Texto
::::

Por quem os sinos dobram, Gaza?

“A morte de todo homem me diminui, porque sou parte da humanidade. Portanto, nunca perguntes por quem os sinos dobram. Eles dobram por ti”.

Foto: Soldados israelenses no norte de Gaza. Ronen Zvulun/Reuters

Por Urariano Mota

Diante dos assassinatos de crianças ainda no berçário, diante dos crimes de guerra contra civis, dos massacres cometidos pelo governo de extrema-direita de Israel contra palestinos, vem à lembrança a poesia imortal de John Donne: “A morte de todo homem me diminui, porque sou parte da humanidade. Portanto, nunca perguntes por quem os sinos dobram. Eles dobram por ti”.

O texto integral das linhas desse poema em prosa foi traduzido por nosso inesquecível escritor e pensador comunista José Carlos Ruy aqui.

Todos sabem, Hemingway teve a sensibilidade de tornar famoso e recente o poema ao dar nome a seu romance Por quem os sinos dobram. Então eu, perdido por não saber como escrever sobre o massacre de Gaza, achei melhor lembrar poetas amigos, que escreveram sobre a desgraça da gente palestina. O imenso poeta Alberto da Cunha Melo escreveu:  

Natal
Longe do Olimpo, um deus nascia
roxo, a gritar, como os humanos,
um deus sem flâmulas nascia,
para os perdidos e os insanos;

nada tinha do deus heleno
o deus menino sobre o feno,

era um deusinho de brinquedo
no quintal do Império Romano,
era o deus do povo com medo,

um deus sem sorte, palestino,
e sem teto, desde menino.

O grande poeta Gustavo Felicíssimo publicou nestes dias:  

Queda-te, Senhor, entre nós
Queda-te, Senhor, entre nós,
para que possamos mostrar-Te
o nome do Teu filho impresso
no cano de poderosos fuzis
e em antigos livros que unem
e separam os homens.
Queda-te, Senhor, entre nós,
para que possamos mostrar-Te
aquele franzino Davi
montado em poderosos helicópteros
e tanques de guerra
subjugando o seu irmão.
Queda-te, Senhor, entre nós,
para que possamos mostrar-Te
o choro desesperado da criança
sobre os escombros que soterraram seus pais
tornando-a mais uma entre milhões
de órfãos esquecidos de todas as guerras.

::::

Enunciado da tarefa
Repita, sem alterar nada, o trecho do texto sobre Gaza de "Diante dos assassinatos" a "Carlos Ruy aqui.".

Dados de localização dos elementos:

::::

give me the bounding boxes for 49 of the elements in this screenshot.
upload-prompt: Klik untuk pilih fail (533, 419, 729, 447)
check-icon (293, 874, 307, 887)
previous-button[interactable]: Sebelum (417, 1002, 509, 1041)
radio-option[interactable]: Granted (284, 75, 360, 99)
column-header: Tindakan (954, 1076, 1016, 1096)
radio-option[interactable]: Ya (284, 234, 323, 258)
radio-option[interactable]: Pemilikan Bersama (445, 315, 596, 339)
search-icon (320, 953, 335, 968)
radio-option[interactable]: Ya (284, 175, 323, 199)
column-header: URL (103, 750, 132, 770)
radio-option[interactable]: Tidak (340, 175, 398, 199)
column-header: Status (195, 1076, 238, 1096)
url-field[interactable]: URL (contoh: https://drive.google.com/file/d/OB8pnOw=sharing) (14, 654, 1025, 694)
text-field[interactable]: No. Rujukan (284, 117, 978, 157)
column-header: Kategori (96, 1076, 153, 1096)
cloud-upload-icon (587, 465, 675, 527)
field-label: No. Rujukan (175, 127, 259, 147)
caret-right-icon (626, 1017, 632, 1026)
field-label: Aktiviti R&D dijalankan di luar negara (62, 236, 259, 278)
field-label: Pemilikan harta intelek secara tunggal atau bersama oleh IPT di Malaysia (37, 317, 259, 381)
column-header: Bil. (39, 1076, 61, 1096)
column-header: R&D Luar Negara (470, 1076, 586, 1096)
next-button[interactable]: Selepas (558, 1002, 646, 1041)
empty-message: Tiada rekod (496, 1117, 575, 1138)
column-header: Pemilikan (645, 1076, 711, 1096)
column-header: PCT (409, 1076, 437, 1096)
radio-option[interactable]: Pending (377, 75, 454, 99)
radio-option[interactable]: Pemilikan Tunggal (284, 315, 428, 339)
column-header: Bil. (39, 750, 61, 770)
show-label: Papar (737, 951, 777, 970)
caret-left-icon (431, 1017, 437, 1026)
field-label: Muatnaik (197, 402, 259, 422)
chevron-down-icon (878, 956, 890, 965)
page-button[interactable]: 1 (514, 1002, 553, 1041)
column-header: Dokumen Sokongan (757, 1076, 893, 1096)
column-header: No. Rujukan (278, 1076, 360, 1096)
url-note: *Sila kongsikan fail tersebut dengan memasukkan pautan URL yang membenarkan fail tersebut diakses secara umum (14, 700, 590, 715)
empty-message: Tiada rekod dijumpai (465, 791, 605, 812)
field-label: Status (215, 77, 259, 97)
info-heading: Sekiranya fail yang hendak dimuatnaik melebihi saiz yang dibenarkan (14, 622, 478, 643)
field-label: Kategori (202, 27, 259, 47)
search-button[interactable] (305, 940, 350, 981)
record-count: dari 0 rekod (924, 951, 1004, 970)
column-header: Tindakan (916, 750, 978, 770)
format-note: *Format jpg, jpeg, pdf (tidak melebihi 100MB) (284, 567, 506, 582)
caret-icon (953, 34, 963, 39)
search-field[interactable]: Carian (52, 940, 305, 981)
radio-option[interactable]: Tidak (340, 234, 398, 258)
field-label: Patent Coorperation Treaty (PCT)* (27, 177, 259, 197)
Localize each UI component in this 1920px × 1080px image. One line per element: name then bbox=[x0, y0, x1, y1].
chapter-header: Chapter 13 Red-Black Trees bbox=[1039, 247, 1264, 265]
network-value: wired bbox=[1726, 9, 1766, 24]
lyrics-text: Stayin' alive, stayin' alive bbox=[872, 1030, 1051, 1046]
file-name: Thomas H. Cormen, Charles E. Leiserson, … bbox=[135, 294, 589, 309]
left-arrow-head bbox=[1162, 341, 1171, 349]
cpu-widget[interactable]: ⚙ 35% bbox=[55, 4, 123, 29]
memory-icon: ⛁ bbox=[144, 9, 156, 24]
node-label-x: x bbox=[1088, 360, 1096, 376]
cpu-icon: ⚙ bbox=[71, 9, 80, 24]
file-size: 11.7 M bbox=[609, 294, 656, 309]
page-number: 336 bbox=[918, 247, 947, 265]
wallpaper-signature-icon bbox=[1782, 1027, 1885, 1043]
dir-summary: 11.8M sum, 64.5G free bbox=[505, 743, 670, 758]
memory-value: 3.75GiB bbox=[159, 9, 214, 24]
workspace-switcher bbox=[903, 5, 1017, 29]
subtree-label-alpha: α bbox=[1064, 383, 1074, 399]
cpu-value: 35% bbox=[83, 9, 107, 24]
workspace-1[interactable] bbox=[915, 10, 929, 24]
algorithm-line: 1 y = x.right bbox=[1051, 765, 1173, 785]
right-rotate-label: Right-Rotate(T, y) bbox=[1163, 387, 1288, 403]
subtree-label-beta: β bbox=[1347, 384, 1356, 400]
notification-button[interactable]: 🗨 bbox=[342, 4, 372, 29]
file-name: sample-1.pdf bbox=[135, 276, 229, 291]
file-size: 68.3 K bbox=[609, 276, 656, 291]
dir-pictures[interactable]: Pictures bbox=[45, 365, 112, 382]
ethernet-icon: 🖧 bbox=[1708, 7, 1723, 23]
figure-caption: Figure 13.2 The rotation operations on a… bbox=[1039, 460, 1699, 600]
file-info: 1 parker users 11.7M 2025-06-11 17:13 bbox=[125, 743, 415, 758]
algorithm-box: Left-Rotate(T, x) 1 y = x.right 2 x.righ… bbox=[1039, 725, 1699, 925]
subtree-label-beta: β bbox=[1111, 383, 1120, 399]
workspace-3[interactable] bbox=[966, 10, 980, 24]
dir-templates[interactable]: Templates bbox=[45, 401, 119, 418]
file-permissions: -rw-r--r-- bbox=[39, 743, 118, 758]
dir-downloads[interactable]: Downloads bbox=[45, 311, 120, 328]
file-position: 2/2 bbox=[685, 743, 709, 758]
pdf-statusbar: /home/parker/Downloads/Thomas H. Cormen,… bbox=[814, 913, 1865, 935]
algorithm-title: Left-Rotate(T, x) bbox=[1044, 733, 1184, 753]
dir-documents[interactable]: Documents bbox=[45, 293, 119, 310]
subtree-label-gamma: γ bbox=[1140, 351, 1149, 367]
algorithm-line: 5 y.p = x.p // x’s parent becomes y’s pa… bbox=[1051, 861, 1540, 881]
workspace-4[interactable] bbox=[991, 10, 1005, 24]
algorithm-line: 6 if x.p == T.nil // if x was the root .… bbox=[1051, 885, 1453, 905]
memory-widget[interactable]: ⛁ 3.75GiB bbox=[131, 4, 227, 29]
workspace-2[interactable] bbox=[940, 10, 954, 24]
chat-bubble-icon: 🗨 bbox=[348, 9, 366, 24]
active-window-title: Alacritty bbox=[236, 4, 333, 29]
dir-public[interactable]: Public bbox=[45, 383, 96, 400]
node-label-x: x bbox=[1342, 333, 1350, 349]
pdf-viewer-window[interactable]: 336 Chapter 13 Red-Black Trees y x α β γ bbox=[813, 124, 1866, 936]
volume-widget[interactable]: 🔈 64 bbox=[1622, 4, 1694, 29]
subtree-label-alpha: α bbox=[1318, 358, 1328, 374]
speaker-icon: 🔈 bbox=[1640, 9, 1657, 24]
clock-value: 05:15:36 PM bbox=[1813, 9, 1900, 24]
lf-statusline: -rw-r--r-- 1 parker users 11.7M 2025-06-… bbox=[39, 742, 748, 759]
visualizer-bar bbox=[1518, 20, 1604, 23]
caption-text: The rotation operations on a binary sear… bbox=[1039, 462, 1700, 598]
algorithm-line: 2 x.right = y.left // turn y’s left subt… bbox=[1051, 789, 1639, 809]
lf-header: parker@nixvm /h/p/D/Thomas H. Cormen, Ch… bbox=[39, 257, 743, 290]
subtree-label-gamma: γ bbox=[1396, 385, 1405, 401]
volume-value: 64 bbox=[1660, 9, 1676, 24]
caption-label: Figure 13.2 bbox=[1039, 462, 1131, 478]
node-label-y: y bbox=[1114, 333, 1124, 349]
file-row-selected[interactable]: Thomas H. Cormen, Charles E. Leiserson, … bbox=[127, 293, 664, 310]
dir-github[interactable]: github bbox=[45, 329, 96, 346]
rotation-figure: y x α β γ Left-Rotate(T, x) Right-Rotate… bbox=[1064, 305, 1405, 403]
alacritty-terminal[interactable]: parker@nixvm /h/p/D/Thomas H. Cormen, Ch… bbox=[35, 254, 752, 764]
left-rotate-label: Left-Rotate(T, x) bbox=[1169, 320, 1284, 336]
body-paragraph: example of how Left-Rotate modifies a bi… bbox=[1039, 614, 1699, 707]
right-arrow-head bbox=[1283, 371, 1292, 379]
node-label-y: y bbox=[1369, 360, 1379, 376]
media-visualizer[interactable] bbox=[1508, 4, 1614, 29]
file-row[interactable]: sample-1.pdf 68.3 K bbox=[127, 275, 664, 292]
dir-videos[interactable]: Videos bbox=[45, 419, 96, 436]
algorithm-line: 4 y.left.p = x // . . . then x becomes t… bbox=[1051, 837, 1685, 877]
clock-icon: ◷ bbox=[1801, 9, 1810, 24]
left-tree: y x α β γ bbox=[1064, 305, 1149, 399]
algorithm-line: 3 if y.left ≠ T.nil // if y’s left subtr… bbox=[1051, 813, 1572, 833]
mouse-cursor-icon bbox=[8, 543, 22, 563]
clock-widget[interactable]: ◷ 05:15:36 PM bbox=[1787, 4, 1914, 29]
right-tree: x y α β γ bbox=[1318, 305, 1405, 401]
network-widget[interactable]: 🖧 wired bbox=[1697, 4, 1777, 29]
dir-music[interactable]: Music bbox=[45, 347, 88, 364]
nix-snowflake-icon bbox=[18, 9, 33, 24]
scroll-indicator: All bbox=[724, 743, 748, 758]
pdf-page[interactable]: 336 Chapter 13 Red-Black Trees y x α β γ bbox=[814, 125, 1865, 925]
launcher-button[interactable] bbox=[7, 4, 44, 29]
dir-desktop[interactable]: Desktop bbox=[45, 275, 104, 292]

::::

Resposta ao exercício
Diante dos assassinatos de crianças ainda no berçário, diante dos crimes de guerra contra civis, dos massacres cometidos pelo governo de extrema-direita de Israel contra palestinos, vem à lembrança a poesia imortal de John Donne: “A morte de todo homem me diminui, porque sou parte da humanidade. Portanto, nunca perguntes por quem os sinos dobram. Eles dobram por ti”.

O texto integral das linhas desse poema em prosa foi traduzido por nosso inesquecível escritor e pensador comunista José Carlos Ruy aqui.